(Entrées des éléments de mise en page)
•••••
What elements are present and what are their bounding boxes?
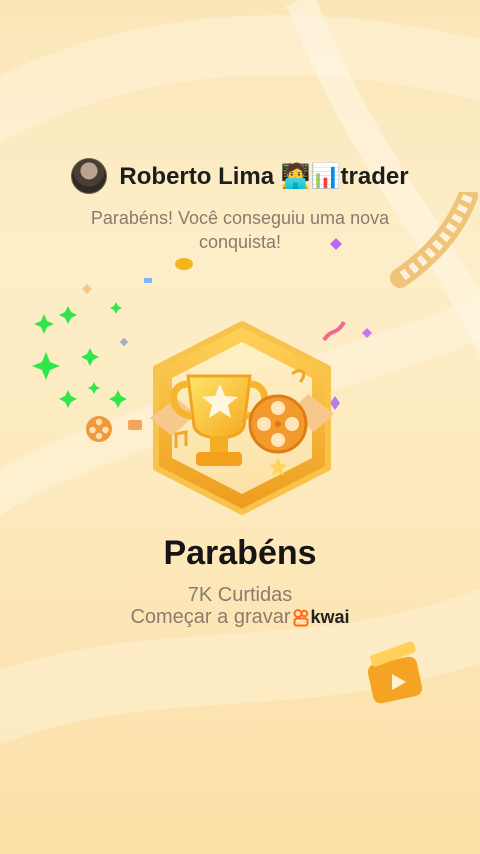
confetti-icon	[362, 328, 372, 338]
record-cta[interactable]: Começar a gravar kwai	[0, 606, 480, 629]
username[interactable]: Roberto Lima 🧑‍💻📊trader	[119, 162, 408, 191]
confetti-heart-icon	[175, 258, 193, 270]
trophy-badge-icon	[150, 321, 334, 515]
likes-count: 7K Curtidas	[187, 584, 293, 606]
green-sparkles-icon	[32, 302, 127, 408]
congrats-title: Parabéns	[163, 534, 317, 572]
avatar[interactable]	[71, 158, 108, 194]
film-strip-icon	[390, 192, 478, 288]
confetti-icon	[82, 284, 92, 294]
video-clapper-icon	[367, 641, 423, 704]
record-text: Começar a gravar	[130, 606, 291, 628]
user-row: Roberto Lima 🧑‍💻📊trader	[0, 158, 480, 194]
confetti-icon	[144, 278, 152, 283]
sparkle-icon	[119, 337, 129, 347]
confetti-icon	[330, 238, 342, 250]
kwai-logo-icon	[293, 608, 309, 626]
kwai-logo: kwai	[293, 607, 350, 628]
achievement-message: Parabéns! Você conseguiu uma nova conqui…	[90, 208, 390, 252]
film-reel-icon	[86, 416, 112, 442]
kwai-brand-text: kwai	[310, 607, 350, 627]
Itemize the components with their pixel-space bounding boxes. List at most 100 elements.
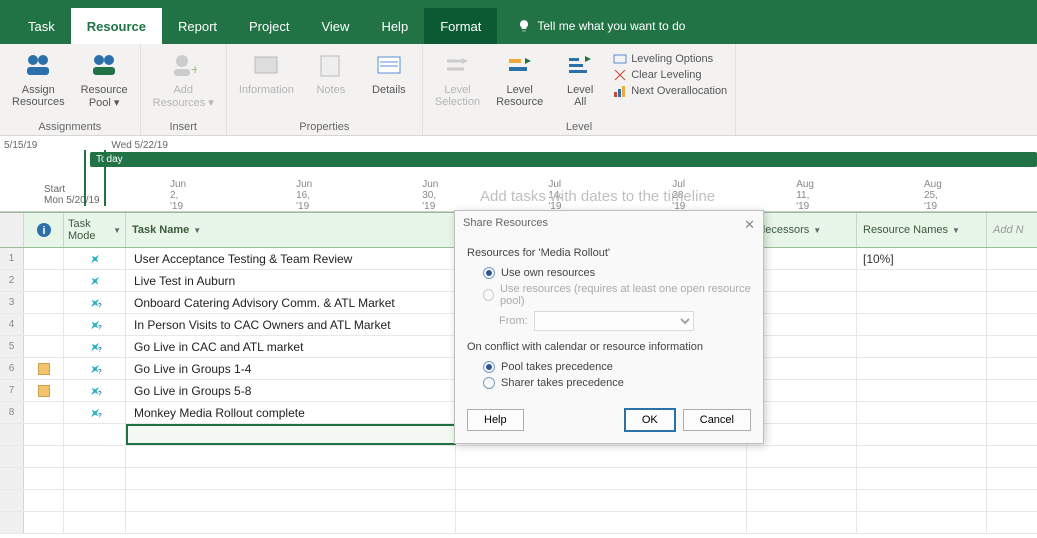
tab-task[interactable]: Task [12,8,71,44]
lightbulb-icon [517,19,531,33]
information-icon [250,50,282,82]
row-resource-names[interactable] [857,380,987,401]
group-label-assignments: Assignments [8,119,132,133]
svg-text:?: ? [97,302,101,309]
row-task-name[interactable]: Go Live in CAC and ATL market [126,336,456,357]
row-task-name[interactable]: Live Test in Auburn [126,270,456,291]
radio-use-own[interactable]: Use own resources [483,267,751,279]
row-task-mode[interactable]: ? [64,380,126,401]
row-number[interactable]: 6 [0,358,24,379]
chevron-down-icon: ▼ [813,226,821,235]
table-row-empty[interactable] [0,446,1037,468]
ribbon: Assign Resources Resource Pool ▾ Assignm… [0,44,1037,136]
level-all-button[interactable]: Level All [555,48,605,119]
row-resource-names[interactable] [857,292,987,313]
next-overallocation-button[interactable]: Next Overallocation [613,84,727,98]
row-number[interactable]: 7 [0,380,24,401]
tab-resource[interactable]: Resource [71,8,162,44]
close-icon[interactable]: ✕ [744,217,755,233]
row-indicator [24,336,64,357]
conflict-label: On conflict with calendar or resource in… [467,341,751,353]
timeline-right-date: Wed 5/22/19 [111,140,168,151]
radio-pool-precedence[interactable]: Pool takes precedence [483,361,751,373]
radio-sharer-precedence[interactable]: Sharer takes precedence [483,377,751,389]
col-indicators[interactable]: i [24,213,64,247]
row-task-name[interactable]: Monkey Media Rollout complete [126,402,456,423]
leveling-options-icon [613,52,627,66]
assign-resources-icon [22,50,54,82]
group-label-properties: Properties [235,119,414,133]
row-task-mode[interactable]: ? [64,336,126,357]
row-resource-names[interactable] [857,270,987,291]
from-select [534,311,694,331]
row-indicator [24,402,64,423]
help-button[interactable]: Help [467,409,524,431]
row-number[interactable]: 3 [0,292,24,313]
tell-me-search[interactable]: Tell me what you want to do [517,8,685,44]
clear-leveling-button[interactable]: Clear Leveling [613,68,727,82]
table-row-empty[interactable] [0,512,1037,534]
tab-project[interactable]: Project [233,8,305,44]
row-task-name[interactable]: User Acceptance Testing & Team Review [126,248,456,269]
dialog-title: Share Resources [463,217,548,233]
row-number[interactable]: 8 [0,402,24,423]
table-row-empty[interactable] [0,468,1037,490]
radio-use-pool: Use resources (requires at least one ope… [483,283,751,307]
row-number[interactable]: 4 [0,314,24,335]
radio-icon [483,267,495,279]
row-number[interactable]: 5 [0,336,24,357]
row-task-name[interactable]: Onboard Catering Advisory Comm. & ATL Ma… [126,292,456,313]
radio-icon [483,361,495,373]
svg-text:?: ? [97,324,101,331]
level-resource-icon [504,50,536,82]
tab-report[interactable]: Report [162,8,233,44]
row-resource-names[interactable] [857,358,987,379]
indicator-icon [38,385,50,397]
row-task-mode[interactable] [64,248,126,269]
row-indicator [24,270,64,291]
tab-bar: Task Resource Report Project View Help F… [0,8,1037,44]
col-task-name[interactable]: Task Name▼ [126,213,456,247]
info-icon: i [36,222,52,238]
assign-resources-button[interactable]: Assign Resources [8,48,69,119]
timeline-hint: Add tasks with dates to the timeline [480,188,715,205]
col-resource-names[interactable]: Resource Names▼ [857,213,987,247]
tab-view[interactable]: View [305,8,365,44]
row-task-mode[interactable]: ? [64,358,126,379]
row-resource-names[interactable]: [10%] [857,248,987,269]
row-number[interactable]: 2 [0,270,24,291]
indicator-icon [38,363,50,375]
row-indicator [24,380,64,401]
ok-button[interactable]: OK [625,409,675,431]
share-resources-dialog: Share Resources ✕ Resources for 'Media R… [454,210,764,444]
row-task-mode[interactable]: ? [64,314,126,335]
svg-text:i: i [42,225,45,237]
resources-for-label: Resources for 'Media Rollout' [467,247,751,259]
row-task-mode[interactable] [64,270,126,291]
table-row-empty[interactable] [0,490,1037,512]
row-task-name[interactable]: In Person Visits to CAC Owners and ATL M… [126,314,456,335]
row-task-mode[interactable]: ? [64,402,126,423]
row-resource-names[interactable] [857,314,987,335]
col-task-mode[interactable]: Task Mode▼ [64,213,126,247]
timeline[interactable]: 5/15/19 Wed 5/22/19 Today Jun 2, '19Jun … [0,136,1037,212]
row-task-mode[interactable]: ? [64,292,126,313]
resource-pool-button[interactable]: Resource Pool ▾ [77,48,132,119]
col-add-new[interactable]: Add N [987,213,1037,247]
timeline-start: Start Mon 5/20/19 [44,184,100,206]
tab-format[interactable]: Format [424,8,497,44]
tab-help[interactable]: Help [365,8,424,44]
cancel-button[interactable]: Cancel [683,409,751,431]
svg-text:?: ? [97,390,101,397]
row-task-name[interactable]: Go Live in Groups 1-4 [126,358,456,379]
leveling-options-button[interactable]: Leveling Options [613,52,727,66]
level-resource-button[interactable]: Level Resource [492,48,547,119]
row-resource-names[interactable] [857,402,987,423]
details-button[interactable]: Details [364,48,414,119]
row-number[interactable]: 1 [0,248,24,269]
timeline-today-marker: Today [90,152,1037,167]
row-task-name[interactable]: Go Live in Groups 5-8 [126,380,456,401]
row-resource-names[interactable] [857,336,987,357]
svg-text:+: + [191,61,197,77]
clear-leveling-icon [613,68,627,82]
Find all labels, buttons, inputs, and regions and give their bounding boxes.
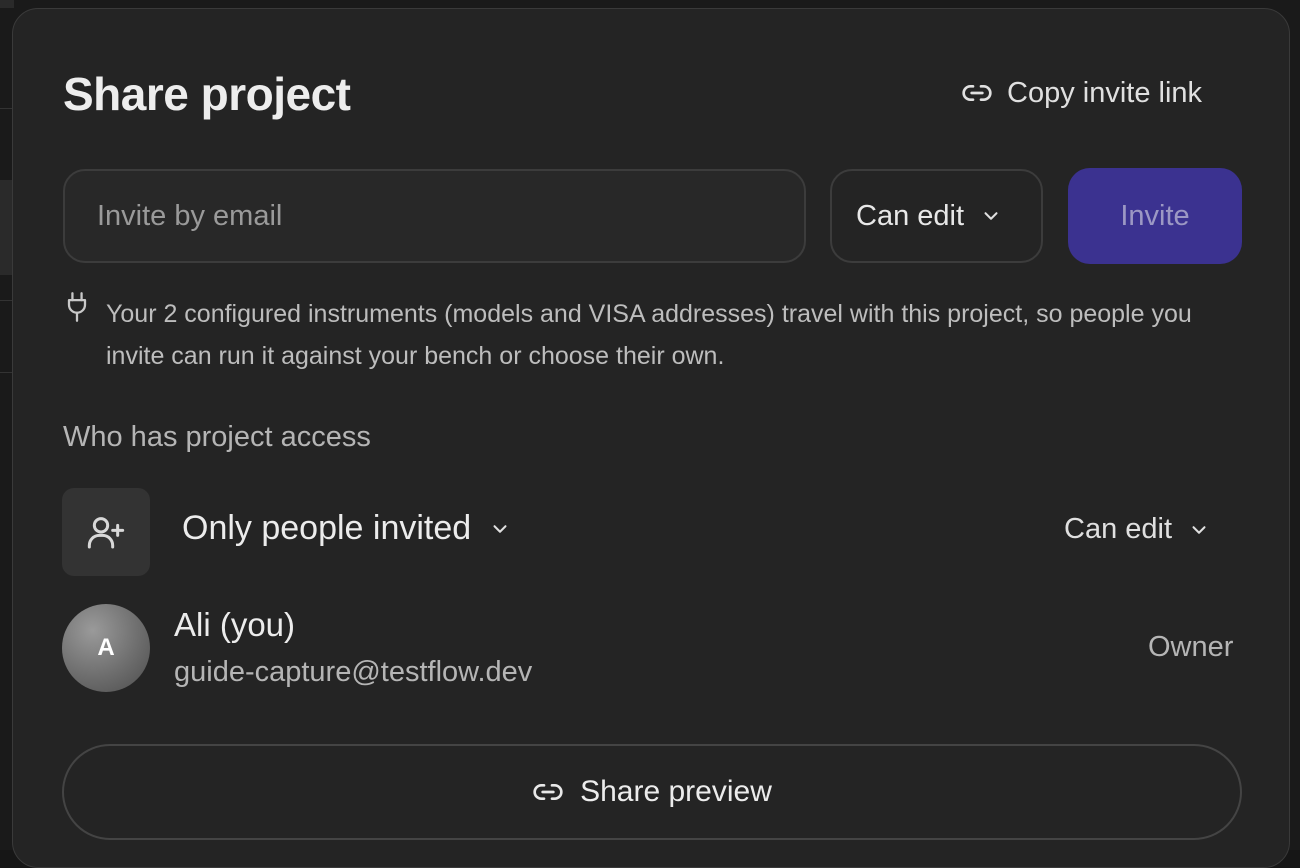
•••••
## Consigne
Restituez toutes les lignes de la liste ci-dessus sous forme de tableau JSON de chaînes, avec une chaîne par ligne et sans les lignes vides. Laissez les images hors de la réponse.

## Réponse
[
  "What elements are present and what are their bounding boxes?",
  "confetti-icon\t[362, 328, 372, 338]",
  "record-cta[interactable]: Começar a gravar kwai\t[0, 606, 480, 629]",
  "username[interactable]: Roberto Lima 🧑‍💻📊trader\t[119, 162, 408, 191]",
  "confetti-heart-icon\t[175, 258, 193, 270]",
  "trophy-badge-icon\t[150, 321, 334, 515]",
  "likes-count: 7K Curtidas\t[187, 584, 293, 606]",
  "green-sparkles-icon\t[32, 302, 127, 408]",
  "congrats-title: Parabéns\t[163, 534, 317, 572]",
  "avatar[interactable]\t[71, 158, 108, 194]",
  "film-strip-icon\t[390, 192, 478, 288]",
  "confetti-icon\t[82, 284, 92, 294]",
  "video-clapper-icon\t[367, 641, 423, 704]",
  "record-text: Começar a gravar\t[130, 606, 291, 628]",
  "user-row: Roberto Lima 🧑‍💻📊trader\t[0, 158, 480, 194]",
  "confetti-icon\t[144, 278, 152, 283]",
  "sparkle-icon\t[119, 337, 129, 347]",
  "confetti-icon\t[330, 238, 342, 250]",
  "kwai-logo-icon\t[293, 608, 309, 626]",
  "kwai-logo: kwai\t[293, 607, 350, 628]",
  "achievement-message: Parabéns! Você conseguiu uma nova conqui…\t[90, 208, 390, 252]",
  "film-reel-icon\t[86, 416, 112, 442]",
  "kwai-brand-text: kwai\t[310, 607, 350, 627]",
  "Itemize the components with their pixel-space bounding boxes. List at most 100 elements.",
  "tab-task[interactable]: Task [12,8,71,44]",
  "lightbulb-icon [517,19,531,33]",
  "information-icon [250,50,282,82]",
  "row-resource-names[interactable] [857,380,987,401]",
  "group-label-assignments: Assignments [8,119,132,133]",
  "svg-text:?: ? [97,302,101,309]",
  "row-task-name[interactable]: Go Live in CAC and ATL market [126,336,456,357]",
  "row-task-name[interactable]: Live Test in Auburn [126,270,456,291]",
  "radio-use-own[interactable]: Use own resources [483,267,751,279]",
  "row-task-mode[interactable]: ? [64,380,126,401]",
  "row-number[interactable]: 6 [0,358,24,379]",
  "chevron-down-icon: ▼ [813,226,821,235]",
  "table-row-empty[interactable] [0,446,1037,468]",
  "ribbon: Assign Resources Resource Pool ▾ Assignm… [0,44,1037,136]",
  "level-all-button[interactable]: Level All [555,48,605,119]",
  "row-resource-names[interactable] [857,292,987,313]",
  "next-overallocation-button[interactable]: Next Overallocation [613,84,727,98]",
  "row-number[interactable]: 7 [0,380,24,401]",
  "tab-resource[interactable]: Resource [71,8,162,44]",
  "close-icon[interactable]: ✕ [744,217,755,233]",
  "row-indicator [24,336,64,357]",
  "conflict-label: On conflict with calendar or resource in… [467,341,751,353]",
  "timeline-right-date: Wed 5/22/19 [111,140,168,151]",
  "radio-pool-precedence[interactable]: Pool takes precedence [483,361,751,373]",
  "radio-sharer-precedence[interactable]: Sharer takes precedence [483,377,751,389]",
  "col-indicators[interactable]: i [24,213,64,247]",
  "row-task-name[interactable]: Monkey Media Rollout complete [126,402,456,423]",
  "leveling-options-icon [613,52,627,66]",
  "assign-resources-icon [22,50,54,82]",
  "group-label-properties: Properties [235,119,414,133]",
  "row-task-mode[interactable]: ? [64,336,126,357]",
  "row-resource-names[interactable] [857,270,987,291]",
  "from-select [534,311,694,331]",
  "row-indicator [24,402,64,423]",
  "help-button[interactable]: Help [467,409,524,431]",
  "row-number[interactable]: 3 [0,292,24,313]",
  "tell-me-search[interactable]: Tell me what you want to do [517,8,685,44]",
  "clear-leveling-button[interactable]: Clear Leveling [613,68,727,82]",
  "table-row-empty[interactable] [0,512,1037,534]",
  "tab-project[interactable]: Project [233,8,305,44]",
  "row-task-name[interactable]: User Acceptance Testing & Team Review [126,248,456,269]",
  "dialog-title: Share Resources [463,217,548,233]",
  "row-number[interactable]: 8 [0,402,24,423]",
  "table-row-empty[interactable] [0,468,1037,490]",
  "radio-use-pool: Use resources (requires at least one ope… [483,283,751,307]",
  "row-number[interactable]: 4 [0,314,24,335]",
  "radio-icon [483,267,495,279]",
  "row-number[interactable]: 5 [0,336,24,357]",
  "row-task-name[interactable]: Onboard Catering Advisory Comm. & ATL Ma… [126,292,456,313]",
  "radio-icon [483,361,495,373]",
  "svg-text:?: ? [97,324,101,331]",
  "level-resource-icon [504,50,536,82]",
  "tab-report[interactable]: Report [162,8,233,44]",
  "row-resource-names[interactable] [857,358,987,379]",
  "indicator-icon [38,385,50,397]",
  "row-task-mode[interactable] [64,248,126,269]",
  "row-indicator [24,270,64,291]",
  "tab-bar: Task Resource Report Project View Help F… [0,8,1037,44]",
  "col-task-name[interactable]: Task Name▼ [126,213,456,247]",
  "info-icon: i [36,222,52,238]",
  "assign-resources-button[interactable]: Assign Resources [8,48,69,119]",
  "timeline-hint: Add tasks with dates to the timeline [480,188,715,205]",
  "col-resource-names[interactable]: Resource Names▼ [857,213,987,247]",
  "tab-view[interactable]: View [305,8,365,44]",
  "row-task-mode[interactable]: ? [64,358,126,379]",
  "row-resource-names[interactable]: [10%] [857,248,987,269]",
  "row-number[interactable]: 2 [0,270,24,291]",
  "indicator-icon [38,363,50,375]",
  "row-indicator [24,380,64,401]",
  "ok-button[interactable]: OK [625,409,675,431]",
  "share-resources-dialog: Share Resources ✕ Resources for 'Media R… [454,210,764,444]",
  "row-task-mode[interactable]: ? [64,314,126,335]",
  "svg-text:i: i [42,225,45,237]",
  "resources-for-label: Resources for 'Media Rollout' [467,247,751,259]",
  "row-task-mode[interactable] [64,270,126,291]",
  "table-row-empty[interactable] [0,490,1037,512]",
  "row-task-name[interactable]: In Person Visits to CAC Owners and ATL M… [126,314,456,335]",
  "row-task-mode[interactable]: ? [64,402,126,423]",
  "row-resource-names[interactable] [857,314,987,335]",
  "col-task-mode[interactable]: Task Mode▼ [64,213,126,247]",
  "timeline[interactable]: 5/15/19 Wed 5/22/19 Today Jun 2, '19Jun … [0,136,1037,212]",
  "row-task-mode[interactable]: ? [64,292,126,313]",
  "resource-pool-button[interactable]: Resource Pool ▾ [77,48,132,119]",
  "col-add-new[interactable]: Add N [987,213,1037,247]",
  "timeline-start: Start Mon 5/20/19 [44,184,100,206]",
  "tab-format[interactable]: Format [424,8,497,44]",
  "tab-help[interactable]: Help [365,8,424,44]",
  "cancel-button[interactable]: Cancel [683,409,751,431]",
  "svg-text:?: ? [97,390,101,397]",
  "row-task-name[interactable]: Go Live in Groups 1-4 [126,358,456,379]",
  "leveling-options-button[interactable]: Leveling Options [613,52,727,66]",
  "level-resource-button[interactable]: Level Resource [492,48,547,119]",
  "row-resource-names[interactable] [857,402,987,423]",
  "details-button[interactable]: Details [364,48,414,119]",
  "row-number[interactable]: 1 [0,248,24,269]",
  "timeline-today-marker: Today [90,152,1037,167]",
  "row-task-name[interactable]: Go Live in Groups 5-8 [126,380,456,401]",
  "row-resource-names[interactable] [857,336,987,357]",
  "svg-text:+: + [191,61,197,77]",
  "clear-leveling-icon [613,68,627,82]",
  "Find all labels, buttons, inputs, and regions and give their bounding boxes."
]